▸ **REQUIRED TASK**
Using the listing below, please gather every line containing the word "участниках".

▸ **SUPPLIED DATA**
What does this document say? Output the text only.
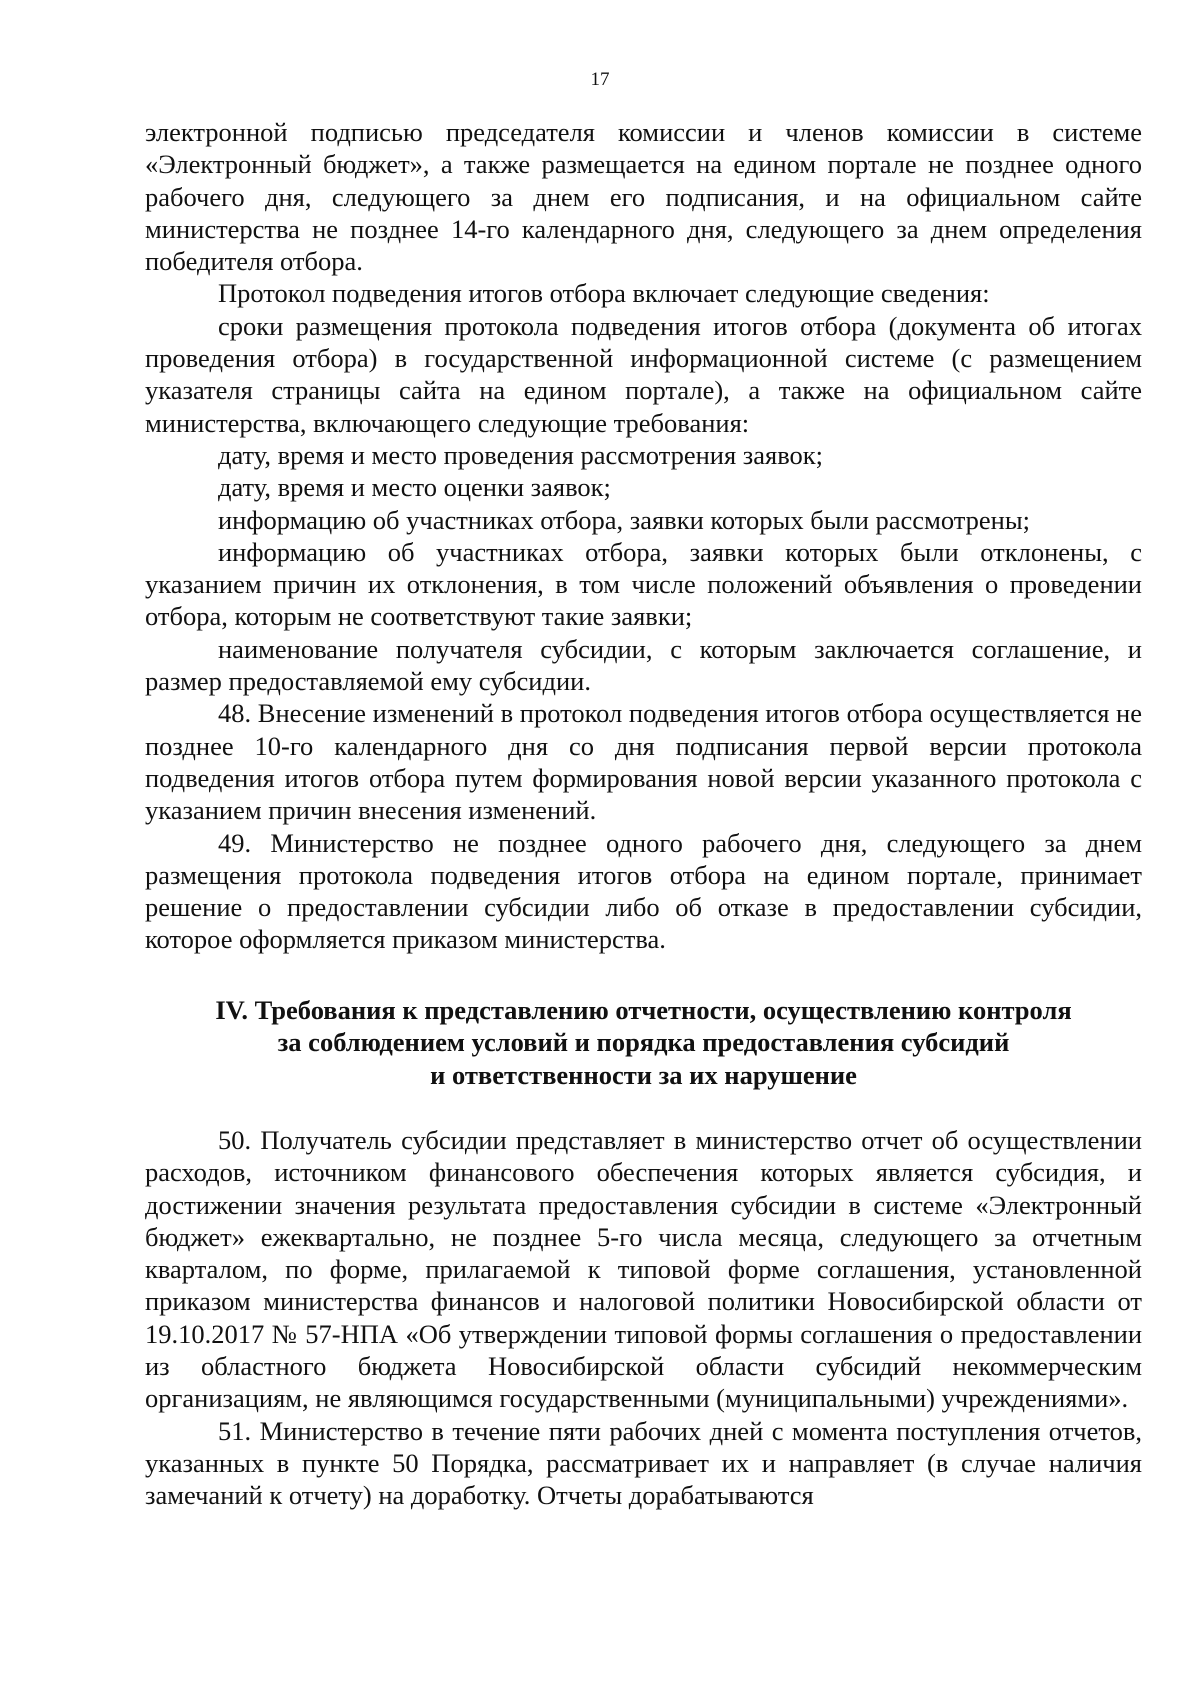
17

электронной подписью председателя комиссии и членов комиссии в системе «Электронный бюджет», а также размещается на едином портале не позднее одного рабочего дня, следующего за днем его подписания, и на официальном сайте министерства не позднее 14-го календарного дня, следующего за днем определения победителя отбора.

Протокол подведения итогов отбора включает следующие сведения:

сроки размещения протокола подведения итогов отбора (документа об итогах проведения отбора) в государственной информационной системе (с размещением указателя страницы сайта на едином портале), а также на официальном сайте министерства, включающего следующие требования:

дату, время и место проведения рассмотрения заявок;

дату, время и место оценки заявок;

информацию об участниках отбора, заявки которых были рассмотрены;

информацию об участниках отбора, заявки которых были отклонены, с указанием причин их отклонения, в том числе положений объявления о проведении отбора, которым не соответствуют такие заявки;

наименование получателя субсидии, с которым заключается соглашение, и размер предоставляемой ему субсидии.

48. Внесение изменений в протокол подведения итогов отбора осуществляется не позднее 10-го календарного дня со дня подписания первой версии протокола подведения итогов отбора путем формирования новой версии указанного протокола с указанием причин внесения изменений.

49. Министерство не позднее одного рабочего дня, следующего за днем размещения протокола подведения итогов отбора на едином портале, принимает решение о предоставлении субсидии либо об отказе в предоставлении субсидии, которое оформляется приказом министерства.

IV. Требования к представлению отчетности, осуществлению контроля
за соблюдением условий и порядка предоставления субсидий
и ответственности за их нарушение

50. Получатель субсидии представляет в министерство отчет об осуществлении расходов, источником финансового обеспечения которых является субсидия, и достижении значения результата предоставления субсидии в системе «Электронный бюджет» ежеквартально, не позднее 5-го числа месяца, следующего за отчетным кварталом, по форме, прилагаемой к типовой форме соглашения, установленной приказом министерства финансов и налоговой политики Новосибирской области от 19.10.2017 № 57-НПА «Об утверждении типовой формы соглашения о предоставлении из областного бюджета Новосибирской области субсидий некоммерческим организациям, не являющимся государственными (муниципальными) учреждениями».

51. Министерство в течение пяти рабочих дней с момента поступления отчетов, указанных в пункте 50 Порядка, рассматривает их и направляет (в случае наличия замечаний к отчету) на доработку. Отчеты дорабатываются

▸ **SOLUTION TO THIS PROBLEM**
информацию об участниках отбора, заявки которых были рассмотрены;
информацию об участниках отбора, заявки которых были отклонены, с указанием причин их отклонения, в том числе положений объявления о проведении отбора, которым не соответствуют такие заявки;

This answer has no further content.